* [EXERCISE AIM]: Find the number of lines containing the string "want" in the data. Answer with the number by itself.

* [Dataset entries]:
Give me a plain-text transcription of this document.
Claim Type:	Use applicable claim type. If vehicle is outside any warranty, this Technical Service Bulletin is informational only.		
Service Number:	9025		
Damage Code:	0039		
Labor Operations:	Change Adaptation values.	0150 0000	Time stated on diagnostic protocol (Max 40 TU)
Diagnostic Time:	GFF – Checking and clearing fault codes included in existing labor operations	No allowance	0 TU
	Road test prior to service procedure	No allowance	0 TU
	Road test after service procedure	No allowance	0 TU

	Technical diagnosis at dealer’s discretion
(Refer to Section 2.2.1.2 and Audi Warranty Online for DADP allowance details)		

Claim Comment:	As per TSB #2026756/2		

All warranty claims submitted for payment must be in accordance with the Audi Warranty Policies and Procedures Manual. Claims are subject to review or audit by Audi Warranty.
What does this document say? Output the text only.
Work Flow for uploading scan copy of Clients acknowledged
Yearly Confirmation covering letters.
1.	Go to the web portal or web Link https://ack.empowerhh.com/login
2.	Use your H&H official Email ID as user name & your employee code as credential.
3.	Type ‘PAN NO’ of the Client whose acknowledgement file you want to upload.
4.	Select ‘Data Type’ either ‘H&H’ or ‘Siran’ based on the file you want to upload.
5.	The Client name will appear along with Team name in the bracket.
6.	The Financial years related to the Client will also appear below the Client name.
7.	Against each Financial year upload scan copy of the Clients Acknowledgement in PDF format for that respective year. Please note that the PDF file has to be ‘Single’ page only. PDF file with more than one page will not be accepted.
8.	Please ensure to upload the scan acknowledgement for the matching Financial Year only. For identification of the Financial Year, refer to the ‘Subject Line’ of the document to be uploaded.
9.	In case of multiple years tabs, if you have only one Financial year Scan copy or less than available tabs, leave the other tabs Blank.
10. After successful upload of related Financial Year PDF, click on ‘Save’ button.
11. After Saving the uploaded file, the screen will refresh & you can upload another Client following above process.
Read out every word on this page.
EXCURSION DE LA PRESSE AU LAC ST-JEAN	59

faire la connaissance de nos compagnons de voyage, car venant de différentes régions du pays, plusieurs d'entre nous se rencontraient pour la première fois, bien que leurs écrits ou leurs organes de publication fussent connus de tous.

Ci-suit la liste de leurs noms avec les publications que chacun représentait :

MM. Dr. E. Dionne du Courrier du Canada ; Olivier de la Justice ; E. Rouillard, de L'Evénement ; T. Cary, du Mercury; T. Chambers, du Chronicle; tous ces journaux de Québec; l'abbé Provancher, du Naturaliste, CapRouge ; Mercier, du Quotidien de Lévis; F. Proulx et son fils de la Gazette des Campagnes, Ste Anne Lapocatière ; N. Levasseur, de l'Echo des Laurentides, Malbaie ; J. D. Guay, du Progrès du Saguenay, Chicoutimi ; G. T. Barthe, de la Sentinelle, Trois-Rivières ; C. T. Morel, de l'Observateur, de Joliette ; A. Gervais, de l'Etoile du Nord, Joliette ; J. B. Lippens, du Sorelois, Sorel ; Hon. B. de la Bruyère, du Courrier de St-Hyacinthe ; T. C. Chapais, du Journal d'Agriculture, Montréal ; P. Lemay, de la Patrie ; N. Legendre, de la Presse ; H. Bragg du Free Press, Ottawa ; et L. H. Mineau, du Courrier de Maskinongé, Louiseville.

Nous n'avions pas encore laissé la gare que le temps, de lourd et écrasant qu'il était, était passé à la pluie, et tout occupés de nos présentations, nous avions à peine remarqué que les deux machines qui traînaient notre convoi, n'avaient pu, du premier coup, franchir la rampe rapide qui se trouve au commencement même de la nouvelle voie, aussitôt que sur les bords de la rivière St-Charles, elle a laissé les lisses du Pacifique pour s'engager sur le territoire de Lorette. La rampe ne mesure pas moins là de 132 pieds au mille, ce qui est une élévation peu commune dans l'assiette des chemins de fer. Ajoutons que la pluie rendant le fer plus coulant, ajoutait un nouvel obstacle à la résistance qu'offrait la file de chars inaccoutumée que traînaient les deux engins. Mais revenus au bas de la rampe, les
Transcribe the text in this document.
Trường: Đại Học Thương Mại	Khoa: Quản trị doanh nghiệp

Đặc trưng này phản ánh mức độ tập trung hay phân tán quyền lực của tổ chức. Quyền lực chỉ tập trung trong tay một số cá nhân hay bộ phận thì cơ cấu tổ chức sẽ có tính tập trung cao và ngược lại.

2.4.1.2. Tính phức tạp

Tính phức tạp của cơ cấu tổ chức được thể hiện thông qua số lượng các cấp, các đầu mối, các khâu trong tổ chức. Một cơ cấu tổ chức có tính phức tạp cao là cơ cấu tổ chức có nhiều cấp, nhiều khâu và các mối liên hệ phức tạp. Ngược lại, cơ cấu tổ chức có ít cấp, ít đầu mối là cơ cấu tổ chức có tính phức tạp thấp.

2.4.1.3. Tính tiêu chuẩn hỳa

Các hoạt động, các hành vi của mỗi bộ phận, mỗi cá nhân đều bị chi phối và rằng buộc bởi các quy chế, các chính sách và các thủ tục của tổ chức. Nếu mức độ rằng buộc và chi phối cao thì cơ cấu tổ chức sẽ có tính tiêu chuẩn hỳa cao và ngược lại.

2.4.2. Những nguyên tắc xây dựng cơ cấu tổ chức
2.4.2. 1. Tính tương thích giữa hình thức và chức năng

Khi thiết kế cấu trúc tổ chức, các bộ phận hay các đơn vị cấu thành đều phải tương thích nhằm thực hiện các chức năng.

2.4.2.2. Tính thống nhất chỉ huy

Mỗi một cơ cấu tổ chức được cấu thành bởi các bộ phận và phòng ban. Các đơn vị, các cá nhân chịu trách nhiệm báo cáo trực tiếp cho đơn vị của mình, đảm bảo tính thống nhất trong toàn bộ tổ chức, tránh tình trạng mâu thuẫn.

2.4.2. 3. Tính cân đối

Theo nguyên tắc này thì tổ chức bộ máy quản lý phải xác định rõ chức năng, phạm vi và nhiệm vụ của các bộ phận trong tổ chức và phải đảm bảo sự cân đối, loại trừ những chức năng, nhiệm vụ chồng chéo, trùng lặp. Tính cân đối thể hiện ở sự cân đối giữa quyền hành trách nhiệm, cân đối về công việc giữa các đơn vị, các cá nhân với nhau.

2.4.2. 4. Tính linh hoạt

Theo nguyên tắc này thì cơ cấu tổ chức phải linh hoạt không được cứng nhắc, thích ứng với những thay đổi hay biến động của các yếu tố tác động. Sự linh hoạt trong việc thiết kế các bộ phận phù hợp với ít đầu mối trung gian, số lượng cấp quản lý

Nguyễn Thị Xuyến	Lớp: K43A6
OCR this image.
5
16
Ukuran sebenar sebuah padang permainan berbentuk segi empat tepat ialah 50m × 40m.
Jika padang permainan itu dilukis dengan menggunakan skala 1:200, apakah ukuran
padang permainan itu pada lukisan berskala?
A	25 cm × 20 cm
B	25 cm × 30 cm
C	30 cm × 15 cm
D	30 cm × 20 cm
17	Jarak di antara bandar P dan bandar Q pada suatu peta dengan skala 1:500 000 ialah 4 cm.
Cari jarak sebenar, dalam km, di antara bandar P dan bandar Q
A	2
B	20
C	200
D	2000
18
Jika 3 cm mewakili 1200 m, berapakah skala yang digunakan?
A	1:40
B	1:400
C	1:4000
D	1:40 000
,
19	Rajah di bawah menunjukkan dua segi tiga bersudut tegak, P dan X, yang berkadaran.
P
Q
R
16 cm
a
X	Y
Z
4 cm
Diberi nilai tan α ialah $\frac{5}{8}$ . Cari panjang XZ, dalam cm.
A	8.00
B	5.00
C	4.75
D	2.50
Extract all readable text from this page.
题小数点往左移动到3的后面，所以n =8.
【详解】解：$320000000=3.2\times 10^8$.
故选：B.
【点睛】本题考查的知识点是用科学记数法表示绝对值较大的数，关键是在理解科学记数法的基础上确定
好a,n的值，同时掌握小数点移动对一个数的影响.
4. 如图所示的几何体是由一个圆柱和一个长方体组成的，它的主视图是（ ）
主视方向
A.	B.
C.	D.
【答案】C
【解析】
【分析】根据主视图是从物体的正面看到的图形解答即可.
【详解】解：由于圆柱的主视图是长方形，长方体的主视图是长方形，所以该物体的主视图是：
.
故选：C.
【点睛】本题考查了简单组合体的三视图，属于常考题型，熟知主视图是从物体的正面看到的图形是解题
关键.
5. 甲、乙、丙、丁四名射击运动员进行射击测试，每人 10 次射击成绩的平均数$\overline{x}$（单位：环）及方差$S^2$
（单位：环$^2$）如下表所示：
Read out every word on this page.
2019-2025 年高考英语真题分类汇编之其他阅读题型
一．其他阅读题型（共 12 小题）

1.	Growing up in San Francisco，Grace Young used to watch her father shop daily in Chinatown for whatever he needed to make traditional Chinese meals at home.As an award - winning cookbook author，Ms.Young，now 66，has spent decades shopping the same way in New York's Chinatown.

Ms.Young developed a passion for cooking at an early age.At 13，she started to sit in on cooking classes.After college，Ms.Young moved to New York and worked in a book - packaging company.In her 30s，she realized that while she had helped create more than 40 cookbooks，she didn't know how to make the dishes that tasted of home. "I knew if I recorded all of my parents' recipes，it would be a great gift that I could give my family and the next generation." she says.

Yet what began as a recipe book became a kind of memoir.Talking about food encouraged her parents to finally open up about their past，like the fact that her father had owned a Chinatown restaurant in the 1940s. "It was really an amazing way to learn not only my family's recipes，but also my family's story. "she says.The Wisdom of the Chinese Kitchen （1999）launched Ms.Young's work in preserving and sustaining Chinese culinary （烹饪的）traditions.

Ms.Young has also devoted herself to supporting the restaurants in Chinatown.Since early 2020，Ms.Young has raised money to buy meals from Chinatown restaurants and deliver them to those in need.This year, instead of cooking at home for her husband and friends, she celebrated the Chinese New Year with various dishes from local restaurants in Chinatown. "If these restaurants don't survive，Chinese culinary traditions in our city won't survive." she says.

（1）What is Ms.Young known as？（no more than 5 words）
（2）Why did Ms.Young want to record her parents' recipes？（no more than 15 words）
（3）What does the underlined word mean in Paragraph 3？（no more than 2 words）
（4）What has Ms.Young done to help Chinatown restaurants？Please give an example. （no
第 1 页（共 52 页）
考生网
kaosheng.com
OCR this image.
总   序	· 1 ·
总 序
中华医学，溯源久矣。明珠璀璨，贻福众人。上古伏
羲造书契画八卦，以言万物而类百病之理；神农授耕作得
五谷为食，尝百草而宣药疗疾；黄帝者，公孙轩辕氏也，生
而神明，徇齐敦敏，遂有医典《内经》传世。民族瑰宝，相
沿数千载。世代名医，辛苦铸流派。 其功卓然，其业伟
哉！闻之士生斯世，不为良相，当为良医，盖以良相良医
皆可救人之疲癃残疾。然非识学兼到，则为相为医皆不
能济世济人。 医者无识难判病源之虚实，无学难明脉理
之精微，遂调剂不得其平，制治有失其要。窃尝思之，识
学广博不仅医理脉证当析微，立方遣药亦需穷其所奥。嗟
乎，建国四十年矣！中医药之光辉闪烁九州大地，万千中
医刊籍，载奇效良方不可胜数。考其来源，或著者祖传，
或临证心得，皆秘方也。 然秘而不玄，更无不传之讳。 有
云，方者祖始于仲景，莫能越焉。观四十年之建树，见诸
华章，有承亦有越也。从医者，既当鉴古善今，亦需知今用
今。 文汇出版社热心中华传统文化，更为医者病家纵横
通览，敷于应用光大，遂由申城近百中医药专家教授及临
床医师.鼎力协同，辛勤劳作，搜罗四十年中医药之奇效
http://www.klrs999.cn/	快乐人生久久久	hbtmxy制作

* [CORRECT RESPONSE]: 3